## Start Data shown

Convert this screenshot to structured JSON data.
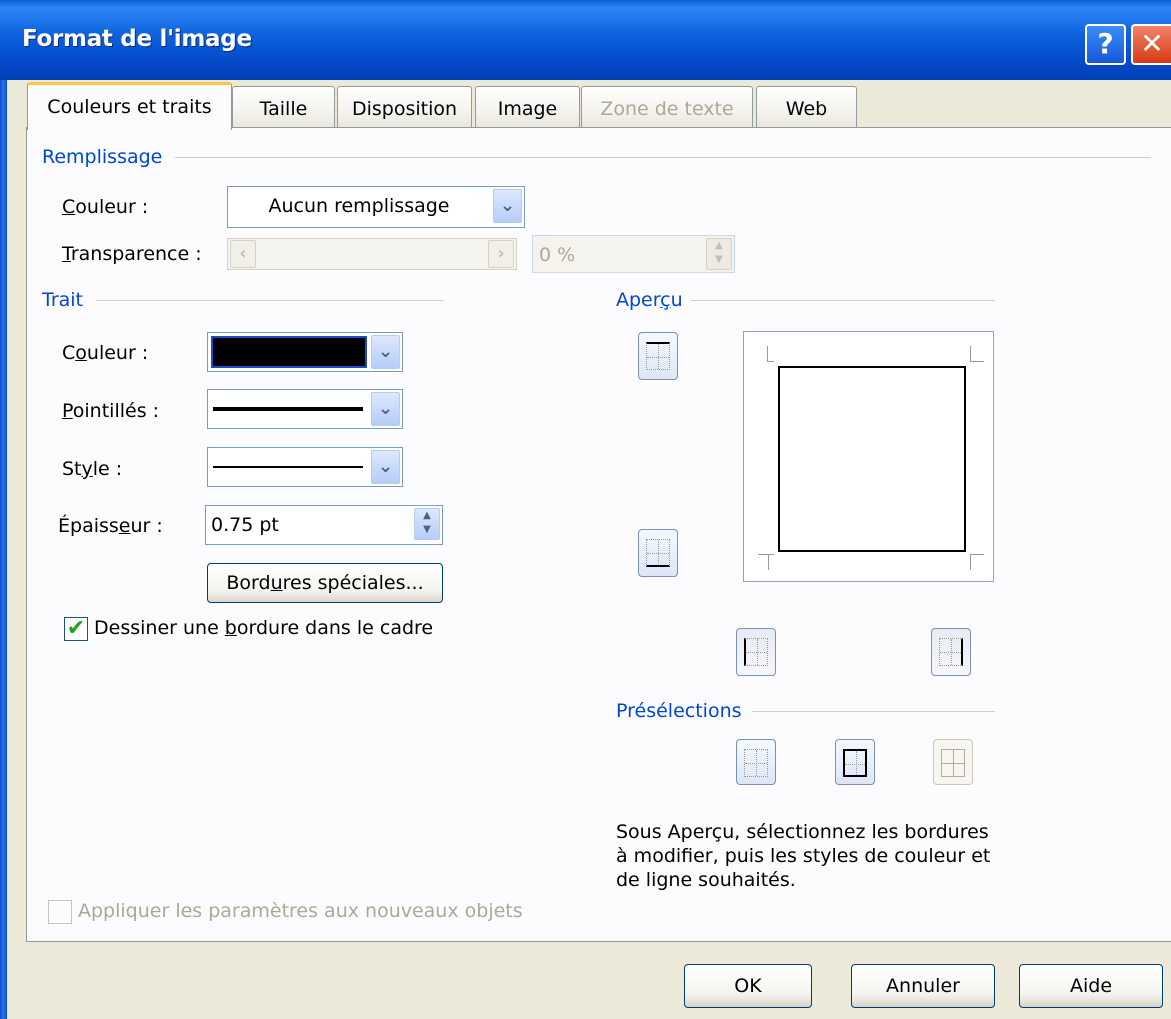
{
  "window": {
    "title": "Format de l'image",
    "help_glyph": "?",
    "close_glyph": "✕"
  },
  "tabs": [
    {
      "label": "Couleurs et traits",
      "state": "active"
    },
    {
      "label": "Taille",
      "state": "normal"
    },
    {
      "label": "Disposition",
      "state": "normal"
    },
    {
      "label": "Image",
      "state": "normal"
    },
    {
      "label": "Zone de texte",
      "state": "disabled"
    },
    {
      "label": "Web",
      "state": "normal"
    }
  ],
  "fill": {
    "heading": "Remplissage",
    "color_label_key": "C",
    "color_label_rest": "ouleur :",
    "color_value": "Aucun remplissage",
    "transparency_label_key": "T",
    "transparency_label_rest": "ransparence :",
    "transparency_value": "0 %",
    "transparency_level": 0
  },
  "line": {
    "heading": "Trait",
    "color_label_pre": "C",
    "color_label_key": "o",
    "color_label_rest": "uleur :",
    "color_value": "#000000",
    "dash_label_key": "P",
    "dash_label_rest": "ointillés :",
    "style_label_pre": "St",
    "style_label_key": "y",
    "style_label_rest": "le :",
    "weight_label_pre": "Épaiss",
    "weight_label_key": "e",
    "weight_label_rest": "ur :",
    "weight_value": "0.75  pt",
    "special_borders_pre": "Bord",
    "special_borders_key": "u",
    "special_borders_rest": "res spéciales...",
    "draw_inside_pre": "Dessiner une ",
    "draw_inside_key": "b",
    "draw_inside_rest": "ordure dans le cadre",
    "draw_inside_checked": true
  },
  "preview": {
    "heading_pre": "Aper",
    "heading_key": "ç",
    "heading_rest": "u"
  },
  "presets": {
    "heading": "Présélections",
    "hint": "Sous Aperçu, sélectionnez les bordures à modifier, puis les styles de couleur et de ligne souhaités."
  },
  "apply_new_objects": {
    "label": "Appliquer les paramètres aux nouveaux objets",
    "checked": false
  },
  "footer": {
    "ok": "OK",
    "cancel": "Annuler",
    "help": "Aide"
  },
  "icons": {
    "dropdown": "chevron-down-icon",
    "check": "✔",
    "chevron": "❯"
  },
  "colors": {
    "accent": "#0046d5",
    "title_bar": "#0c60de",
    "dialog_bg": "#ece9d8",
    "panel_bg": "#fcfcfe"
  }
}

## End Data shown

Reproduce each record above by retyping it exactly; omit all images.

Convert this screenshot to structured JSON data.
{
  "window": {
    "title": "Format de l'image",
    "help_glyph": "?",
    "close_glyph": "✕"
  },
  "tabs": [
    {
      "label": "Couleurs et traits",
      "state": "active"
    },
    {
      "label": "Taille",
      "state": "normal"
    },
    {
      "label": "Disposition",
      "state": "normal"
    },
    {
      "label": "Image",
      "state": "normal"
    },
    {
      "label": "Zone de texte",
      "state": "disabled"
    },
    {
      "label": "Web",
      "state": "normal"
    }
  ],
  "fill": {
    "heading": "Remplissage",
    "color_label_key": "C",
    "color_label_rest": "ouleur :",
    "color_value": "Aucun remplissage",
    "transparency_label_key": "T",
    "transparency_label_rest": "ransparence :",
    "transparency_value": "0 %",
    "transparency_level": 0
  },
  "line": {
    "heading": "Trait",
    "color_label_pre": "C",
    "color_label_key": "o",
    "color_label_rest": "uleur :",
    "color_value": "#000000",
    "dash_label_key": "P",
    "dash_label_rest": "ointillés :",
    "style_label_pre": "St",
    "style_label_key": "y",
    "style_label_rest": "le :",
    "weight_label_pre": "Épaiss",
    "weight_label_key": "e",
    "weight_label_rest": "ur :",
    "weight_value": "0.75  pt",
    "special_borders_pre": "Bord",
    "special_borders_key": "u",
    "special_borders_rest": "res spéciales...",
    "draw_inside_pre": "Dessiner une ",
    "draw_inside_key": "b",
    "draw_inside_rest": "ordure dans le cadre",
    "draw_inside_checked": true
  },
  "preview": {
    "heading_pre": "Aper",
    "heading_key": "ç",
    "heading_rest": "u"
  },
  "presets": {
    "heading": "Présélections",
    "hint": "Sous Aperçu, sélectionnez les bordures à modifier, puis les styles de couleur et de ligne souhaités."
  },
  "apply_new_objects": {
    "label": "Appliquer les paramètres aux nouveaux objets",
    "checked": false
  },
  "footer": {
    "ok": "OK",
    "cancel": "Annuler",
    "help": "Aide"
  },
  "icons": {
    "dropdown": "chevron-down-icon",
    "check": "✔",
    "chevron": "❯"
  },
  "colors": {
    "accent": "#0046d5",
    "title_bar": "#0c60de",
    "dialog_bg": "#ece9d8",
    "panel_bg": "#fcfcfe"
  }
}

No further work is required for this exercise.